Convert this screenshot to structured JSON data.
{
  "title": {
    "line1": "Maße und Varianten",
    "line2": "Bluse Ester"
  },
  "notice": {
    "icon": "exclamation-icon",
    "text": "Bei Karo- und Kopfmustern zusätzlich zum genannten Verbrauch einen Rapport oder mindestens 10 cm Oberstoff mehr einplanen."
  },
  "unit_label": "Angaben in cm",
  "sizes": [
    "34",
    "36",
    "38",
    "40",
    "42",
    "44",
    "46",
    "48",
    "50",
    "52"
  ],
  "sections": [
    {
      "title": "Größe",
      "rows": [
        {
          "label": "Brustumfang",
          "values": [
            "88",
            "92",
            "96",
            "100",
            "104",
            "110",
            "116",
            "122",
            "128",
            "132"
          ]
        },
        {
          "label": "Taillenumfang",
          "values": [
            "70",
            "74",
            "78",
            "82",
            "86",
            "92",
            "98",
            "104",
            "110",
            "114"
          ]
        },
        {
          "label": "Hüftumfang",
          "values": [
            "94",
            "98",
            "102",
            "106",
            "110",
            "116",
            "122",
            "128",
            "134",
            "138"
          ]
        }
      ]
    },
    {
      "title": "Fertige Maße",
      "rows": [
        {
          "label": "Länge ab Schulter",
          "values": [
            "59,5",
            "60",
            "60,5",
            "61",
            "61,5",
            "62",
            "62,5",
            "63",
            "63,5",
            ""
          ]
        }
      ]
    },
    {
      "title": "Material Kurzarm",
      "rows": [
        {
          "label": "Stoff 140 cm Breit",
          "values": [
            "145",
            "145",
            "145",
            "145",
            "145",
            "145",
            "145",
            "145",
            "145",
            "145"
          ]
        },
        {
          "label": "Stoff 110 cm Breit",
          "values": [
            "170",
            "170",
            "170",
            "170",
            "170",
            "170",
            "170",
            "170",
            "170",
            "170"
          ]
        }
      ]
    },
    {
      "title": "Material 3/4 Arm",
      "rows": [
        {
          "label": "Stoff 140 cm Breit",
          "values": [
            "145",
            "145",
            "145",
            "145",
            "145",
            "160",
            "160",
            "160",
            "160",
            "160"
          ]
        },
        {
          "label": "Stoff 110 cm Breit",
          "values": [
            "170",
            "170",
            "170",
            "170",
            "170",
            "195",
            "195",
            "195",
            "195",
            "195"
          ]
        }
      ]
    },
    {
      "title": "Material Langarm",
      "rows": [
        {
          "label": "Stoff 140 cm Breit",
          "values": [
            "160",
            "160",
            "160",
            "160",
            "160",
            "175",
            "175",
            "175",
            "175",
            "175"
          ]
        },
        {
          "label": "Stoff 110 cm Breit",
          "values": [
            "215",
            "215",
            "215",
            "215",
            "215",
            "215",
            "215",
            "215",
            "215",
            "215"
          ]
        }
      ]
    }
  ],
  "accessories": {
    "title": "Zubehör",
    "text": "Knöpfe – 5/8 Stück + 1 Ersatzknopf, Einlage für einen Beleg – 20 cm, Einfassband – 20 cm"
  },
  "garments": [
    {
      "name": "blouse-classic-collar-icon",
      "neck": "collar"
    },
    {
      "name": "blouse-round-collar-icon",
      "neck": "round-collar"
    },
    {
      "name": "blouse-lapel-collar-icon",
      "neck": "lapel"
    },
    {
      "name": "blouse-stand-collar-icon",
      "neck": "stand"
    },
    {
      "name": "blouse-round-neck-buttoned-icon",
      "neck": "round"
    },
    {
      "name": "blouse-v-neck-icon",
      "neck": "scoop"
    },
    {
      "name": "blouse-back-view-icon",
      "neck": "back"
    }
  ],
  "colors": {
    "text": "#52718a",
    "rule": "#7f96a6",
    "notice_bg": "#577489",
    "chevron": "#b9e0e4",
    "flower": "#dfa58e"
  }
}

-=-=-=-=-

State the number of lines in these entries that include the string "blouse". Provide nothing beyond that number.

7